MATERIAL FOR THE TASK:
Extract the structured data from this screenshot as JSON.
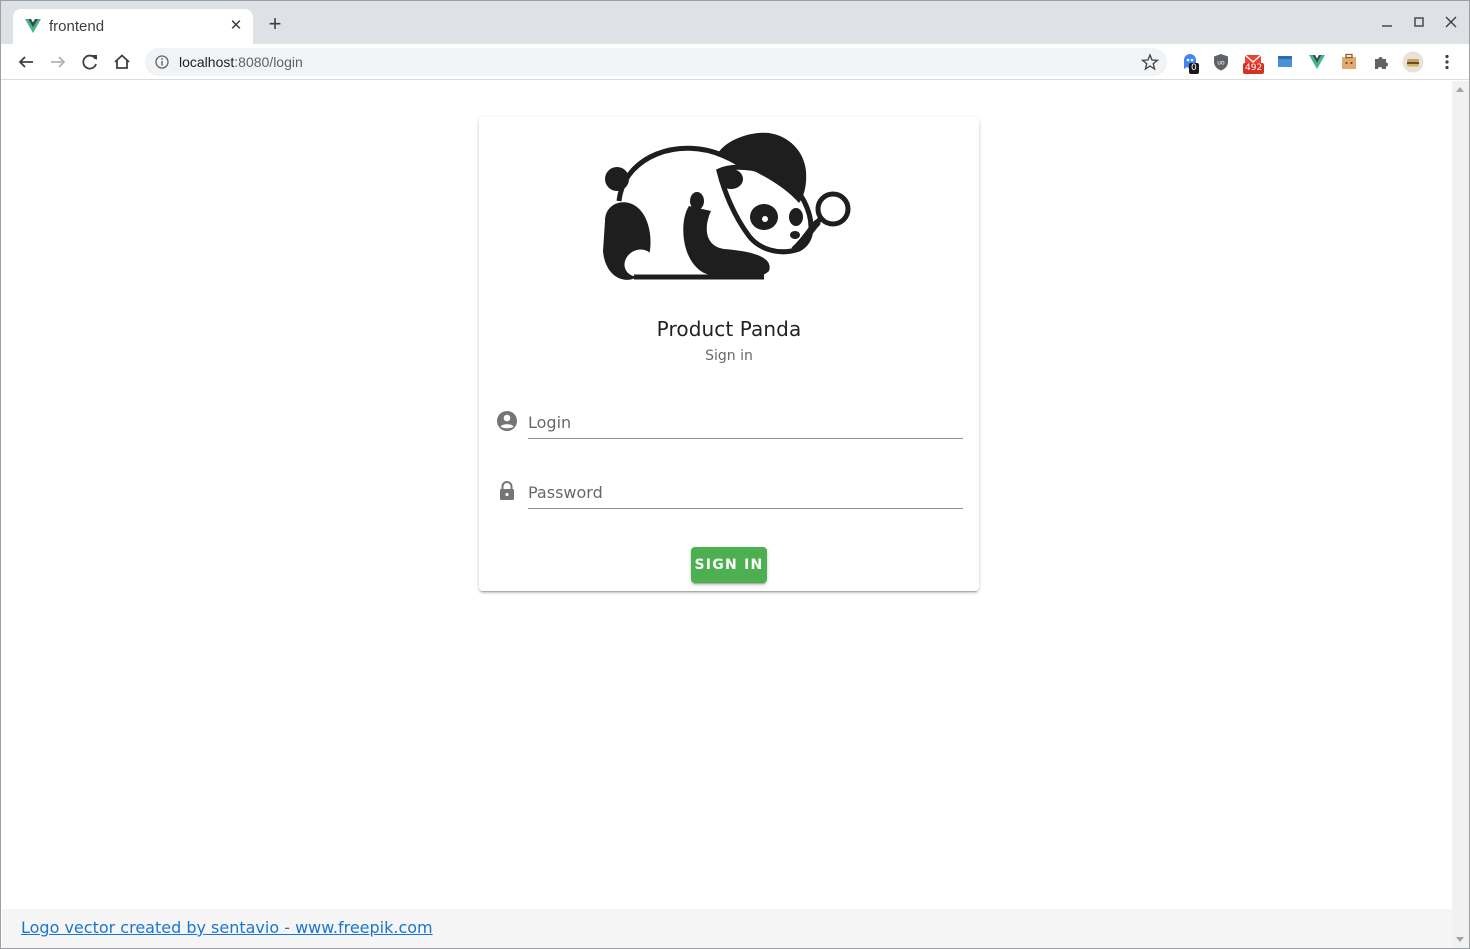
{
  "browser": {
    "tab_title": "frontend",
    "url_host": "localhost",
    "url_rest": ":8080/login",
    "extensions": [
      {
        "name": "ext-ghost",
        "badge": "0"
      },
      {
        "name": "ext-ublock",
        "badge": ""
      },
      {
        "name": "ext-mail",
        "badge": "492"
      },
      {
        "name": "ext-window",
        "badge": ""
      },
      {
        "name": "ext-vue-devtools",
        "badge": ""
      },
      {
        "name": "ext-toolbox",
        "badge": ""
      },
      {
        "name": "ext-puzzle",
        "badge": ""
      },
      {
        "name": "ext-profile",
        "badge": ""
      }
    ]
  },
  "login_card": {
    "title": "Product Panda",
    "subtitle": "Sign in",
    "login_placeholder": "Login",
    "password_placeholder": "Password",
    "signin_label": "SIGN IN"
  },
  "footer": {
    "credit_link": "Logo vector created by sentavio - www.freepik.com"
  },
  "colors": {
    "primary_button": "#4caf50",
    "link": "#1976d2",
    "vue_green": "#42b883"
  }
}
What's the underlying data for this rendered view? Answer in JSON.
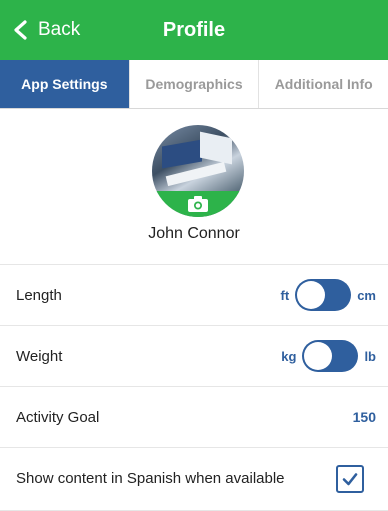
{
  "header": {
    "back_label": "Back",
    "title": "Profile"
  },
  "tabs": [
    {
      "label": "App Settings",
      "active": true
    },
    {
      "label": "Demographics",
      "active": false
    },
    {
      "label": "Additional Info",
      "active": false
    }
  ],
  "profile": {
    "name": "John Connor",
    "avatar_icon": "camera-icon"
  },
  "settings": {
    "length": {
      "label": "Length",
      "left_unit": "ft",
      "right_unit": "cm",
      "selected_unit": "ft"
    },
    "weight": {
      "label": "Weight",
      "left_unit": "kg",
      "right_unit": "lb",
      "selected_unit": "kg"
    },
    "activity_goal": {
      "label": "Activity Goal",
      "value": "150"
    },
    "spanish": {
      "label": "Show content in Spanish when available",
      "checked": true
    }
  },
  "colors": {
    "header_green": "#2db34a",
    "accent_blue": "#2f5f9e"
  }
}
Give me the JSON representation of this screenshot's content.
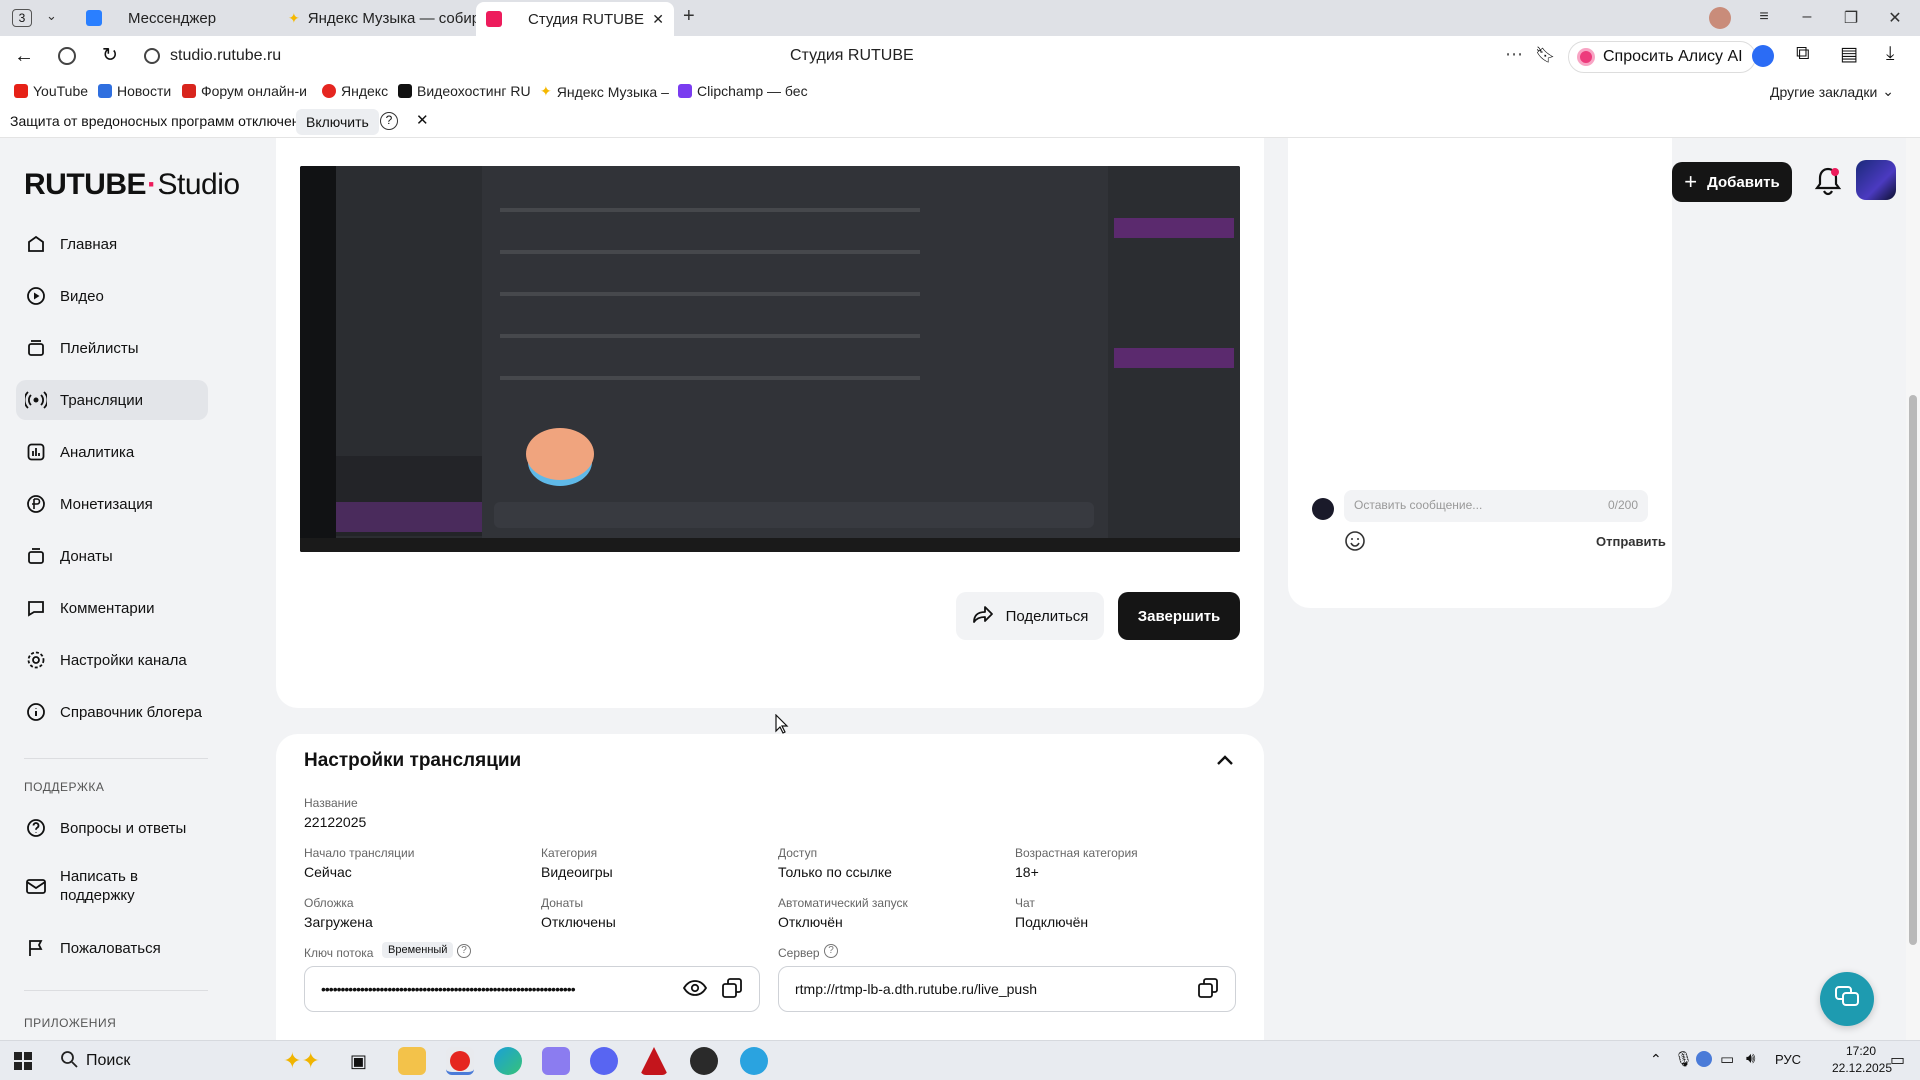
{
  "browser": {
    "tab_count": "3",
    "tabs": [
      {
        "label": "Мессенджер"
      },
      {
        "label": "Яндекс Музыка — собир"
      },
      {
        "label": "Студия RUTUBE"
      }
    ],
    "url": "studio.rutube.ru",
    "page_title": "Студия RUTUBE",
    "alice_label": "Спросить Алису AI",
    "bookmarks": [
      "YouTube",
      "Новости",
      "Форум онлайн-и",
      "Яндекс",
      "Видеохостинг RU",
      "Яндекс Музыка –",
      "Clipchamp — бес"
    ],
    "other_bookmarks": "Другие закладки",
    "infobar_text": "Защита от вредоносных программ отключена",
    "infobar_button": "Включить",
    "infobar_help": "?"
  },
  "header": {
    "logo_main": "RUTUBE",
    "logo_studio": "Studio",
    "add_button": "Добавить"
  },
  "sidebar": {
    "items": [
      {
        "label": "Главная",
        "icon": "home-icon"
      },
      {
        "label": "Видео",
        "icon": "video-icon"
      },
      {
        "label": "Плейлисты",
        "icon": "playlist-icon"
      },
      {
        "label": "Трансляции",
        "icon": "broadcast-icon"
      },
      {
        "label": "Аналитика",
        "icon": "analytics-icon"
      },
      {
        "label": "Монетизация",
        "icon": "monetization-icon"
      },
      {
        "label": "Донаты",
        "icon": "donate-icon"
      },
      {
        "label": "Комментарии",
        "icon": "comments-icon"
      },
      {
        "label": "Настройки канала",
        "icon": "gear-icon"
      },
      {
        "label": "Справочник блогера",
        "icon": "info-icon"
      }
    ],
    "support_title": "ПОДДЕРЖКА",
    "support_items": [
      {
        "label": "Вопросы и ответы",
        "icon": "faq-icon"
      },
      {
        "label": "Написать в поддержку",
        "icon": "mail-icon"
      },
      {
        "label": "Пожаловаться",
        "icon": "flag-icon"
      }
    ],
    "apps_title": "ПРИЛОЖЕНИЯ"
  },
  "stream": {
    "share_button": "Поделиться",
    "finish_button": "Завершить"
  },
  "chat": {
    "placeholder": "Оставить сообщение...",
    "counter": "0/200",
    "send_button": "Отправить"
  },
  "settings": {
    "title": "Настройки трансляции",
    "name_label": "Название",
    "name_value": "22122025",
    "fields": [
      {
        "label": "Начало трансляции",
        "value": "Сейчас"
      },
      {
        "label": "Категория",
        "value": "Видеоигры"
      },
      {
        "label": "Доступ",
        "value": "Только по ссылке"
      },
      {
        "label": "Возрастная категория",
        "value": "18+"
      },
      {
        "label": "Обложка",
        "value": "Загружена"
      },
      {
        "label": "Донаты",
        "value": "Отключены"
      },
      {
        "label": "Автоматический запуск",
        "value": "Отключён"
      },
      {
        "label": "Чат",
        "value": "Подключён"
      }
    ],
    "stream_key_label": "Ключ потока",
    "stream_key_badge": "Временный",
    "stream_key_value": "•••••••••••••••••••••••••••••••••••••••••••••••••••••••••••••••••",
    "server_label": "Сервер",
    "server_value": "rtmp://rtmp-lb-a.dth.rutube.ru/live_push"
  },
  "taskbar": {
    "search": "Поиск",
    "lang": "РУС",
    "time": "17:20",
    "date": "22.12.2025"
  },
  "colors": {
    "accent": "#ed1c5c",
    "dark_button": "#151515",
    "sidebar_active": "#e3e5e9",
    "page_bg": "#f2f3f5"
  }
}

DESCRIPTION OF THE TASK: Look over the records above and copy each line that includes the string "screenshot".

FULL OUTPUT:
Extract the structured data from this screenshot as JSON.
Give me the JSON representation of this screenshot's content.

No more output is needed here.